§ DATA FOR THIS TASK
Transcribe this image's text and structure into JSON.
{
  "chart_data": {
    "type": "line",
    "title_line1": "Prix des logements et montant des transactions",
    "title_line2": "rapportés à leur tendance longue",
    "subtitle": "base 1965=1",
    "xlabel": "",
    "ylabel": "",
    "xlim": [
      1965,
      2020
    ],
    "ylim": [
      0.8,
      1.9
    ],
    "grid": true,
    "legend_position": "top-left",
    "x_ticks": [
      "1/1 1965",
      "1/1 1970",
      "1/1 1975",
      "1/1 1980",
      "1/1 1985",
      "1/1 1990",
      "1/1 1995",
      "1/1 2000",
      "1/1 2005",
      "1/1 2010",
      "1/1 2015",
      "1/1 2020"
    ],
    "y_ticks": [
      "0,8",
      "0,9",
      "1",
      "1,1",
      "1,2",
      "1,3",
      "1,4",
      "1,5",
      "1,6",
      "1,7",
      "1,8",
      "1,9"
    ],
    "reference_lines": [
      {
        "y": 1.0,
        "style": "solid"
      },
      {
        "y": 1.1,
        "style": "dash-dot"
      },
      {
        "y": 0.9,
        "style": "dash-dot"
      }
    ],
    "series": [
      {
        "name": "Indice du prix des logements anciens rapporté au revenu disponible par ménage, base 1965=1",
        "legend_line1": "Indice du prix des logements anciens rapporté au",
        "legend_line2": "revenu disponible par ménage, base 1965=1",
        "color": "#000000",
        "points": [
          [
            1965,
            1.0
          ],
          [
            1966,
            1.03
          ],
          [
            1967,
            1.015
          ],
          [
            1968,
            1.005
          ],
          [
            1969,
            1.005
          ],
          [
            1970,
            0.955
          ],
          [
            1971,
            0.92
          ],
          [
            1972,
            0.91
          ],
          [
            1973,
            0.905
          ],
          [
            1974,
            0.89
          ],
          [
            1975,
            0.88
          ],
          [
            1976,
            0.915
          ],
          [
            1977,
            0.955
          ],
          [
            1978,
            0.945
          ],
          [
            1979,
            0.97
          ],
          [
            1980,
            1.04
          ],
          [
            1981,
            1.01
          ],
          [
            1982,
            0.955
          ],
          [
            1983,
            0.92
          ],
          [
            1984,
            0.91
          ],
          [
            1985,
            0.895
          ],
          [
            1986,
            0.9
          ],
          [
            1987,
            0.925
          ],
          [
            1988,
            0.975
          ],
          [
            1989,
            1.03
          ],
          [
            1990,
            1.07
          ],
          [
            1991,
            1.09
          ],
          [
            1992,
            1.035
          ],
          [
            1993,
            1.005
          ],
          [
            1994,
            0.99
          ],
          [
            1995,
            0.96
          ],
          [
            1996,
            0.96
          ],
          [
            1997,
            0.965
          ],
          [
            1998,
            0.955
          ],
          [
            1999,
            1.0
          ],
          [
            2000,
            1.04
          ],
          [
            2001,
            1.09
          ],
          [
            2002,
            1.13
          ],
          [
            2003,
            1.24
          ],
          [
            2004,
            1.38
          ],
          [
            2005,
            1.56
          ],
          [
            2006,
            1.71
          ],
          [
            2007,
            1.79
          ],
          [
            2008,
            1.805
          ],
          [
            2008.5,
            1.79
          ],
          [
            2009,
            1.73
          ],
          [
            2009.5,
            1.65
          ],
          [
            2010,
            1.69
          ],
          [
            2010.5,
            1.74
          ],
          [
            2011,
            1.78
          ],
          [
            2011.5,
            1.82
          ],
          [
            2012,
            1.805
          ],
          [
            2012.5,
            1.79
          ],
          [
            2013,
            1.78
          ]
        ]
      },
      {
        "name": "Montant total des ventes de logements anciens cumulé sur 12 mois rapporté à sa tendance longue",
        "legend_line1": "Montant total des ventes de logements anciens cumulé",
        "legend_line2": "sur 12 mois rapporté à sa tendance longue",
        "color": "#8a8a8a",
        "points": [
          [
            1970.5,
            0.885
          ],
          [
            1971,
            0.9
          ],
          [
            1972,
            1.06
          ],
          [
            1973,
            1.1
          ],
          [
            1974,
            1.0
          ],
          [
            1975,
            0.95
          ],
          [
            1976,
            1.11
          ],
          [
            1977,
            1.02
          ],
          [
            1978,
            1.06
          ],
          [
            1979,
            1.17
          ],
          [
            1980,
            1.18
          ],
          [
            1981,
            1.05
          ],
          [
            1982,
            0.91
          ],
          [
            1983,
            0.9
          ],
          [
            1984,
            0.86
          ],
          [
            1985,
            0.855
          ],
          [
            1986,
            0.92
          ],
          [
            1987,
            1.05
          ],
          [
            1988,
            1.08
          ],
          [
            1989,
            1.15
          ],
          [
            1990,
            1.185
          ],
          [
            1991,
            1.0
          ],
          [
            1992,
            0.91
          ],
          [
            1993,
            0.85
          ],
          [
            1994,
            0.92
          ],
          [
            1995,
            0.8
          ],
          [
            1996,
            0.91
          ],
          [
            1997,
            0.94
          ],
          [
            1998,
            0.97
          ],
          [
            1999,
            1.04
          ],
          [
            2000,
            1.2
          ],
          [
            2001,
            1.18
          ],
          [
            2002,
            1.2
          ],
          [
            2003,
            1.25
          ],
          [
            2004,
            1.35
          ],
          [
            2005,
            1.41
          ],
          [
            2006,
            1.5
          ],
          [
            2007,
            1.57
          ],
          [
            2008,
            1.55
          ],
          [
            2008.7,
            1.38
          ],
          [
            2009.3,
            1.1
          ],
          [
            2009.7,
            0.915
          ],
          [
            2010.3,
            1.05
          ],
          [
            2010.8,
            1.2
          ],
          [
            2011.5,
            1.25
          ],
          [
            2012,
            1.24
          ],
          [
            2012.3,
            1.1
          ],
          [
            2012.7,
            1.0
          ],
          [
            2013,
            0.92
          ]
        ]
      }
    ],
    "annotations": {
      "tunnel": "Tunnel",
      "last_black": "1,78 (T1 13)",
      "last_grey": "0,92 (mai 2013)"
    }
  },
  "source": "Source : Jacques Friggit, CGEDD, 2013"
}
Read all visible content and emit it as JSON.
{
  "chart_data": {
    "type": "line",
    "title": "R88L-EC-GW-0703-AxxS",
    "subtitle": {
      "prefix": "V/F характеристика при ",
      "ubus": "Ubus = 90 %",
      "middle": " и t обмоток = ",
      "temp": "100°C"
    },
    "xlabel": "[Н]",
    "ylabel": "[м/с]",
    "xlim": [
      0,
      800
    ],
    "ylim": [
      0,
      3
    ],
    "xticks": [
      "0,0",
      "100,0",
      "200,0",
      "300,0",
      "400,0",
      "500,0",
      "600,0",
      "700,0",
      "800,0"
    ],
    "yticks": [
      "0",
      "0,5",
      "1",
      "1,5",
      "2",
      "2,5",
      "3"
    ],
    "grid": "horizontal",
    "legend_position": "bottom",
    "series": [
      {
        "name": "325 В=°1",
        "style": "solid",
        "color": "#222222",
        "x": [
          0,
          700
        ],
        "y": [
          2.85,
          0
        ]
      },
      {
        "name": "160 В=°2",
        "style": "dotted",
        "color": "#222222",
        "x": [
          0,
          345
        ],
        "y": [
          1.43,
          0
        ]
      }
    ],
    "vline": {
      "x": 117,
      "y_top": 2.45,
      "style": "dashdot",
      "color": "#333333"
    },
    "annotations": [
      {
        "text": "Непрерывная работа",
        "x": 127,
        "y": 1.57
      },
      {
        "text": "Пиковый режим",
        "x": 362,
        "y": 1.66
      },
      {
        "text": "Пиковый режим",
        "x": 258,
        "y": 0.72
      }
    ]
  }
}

§ WHAT YOU NEED TO DO
Each line that holds the word "anciens" should be extracted from the records.

§ RESULT FOR THIS EXERCISE
        "name": "Indice du prix des logements anciens rapporté au revenu disponible par ménage, base 1965=1",
        "legend_line1": "Indice du prix des logements anciens rapporté au",
        "name": "Montant total des ventes de logements anciens cumulé sur 12 mois rapporté à sa tendance longue",
        "legend_line1": "Montant total des ventes de logements anciens cumulé",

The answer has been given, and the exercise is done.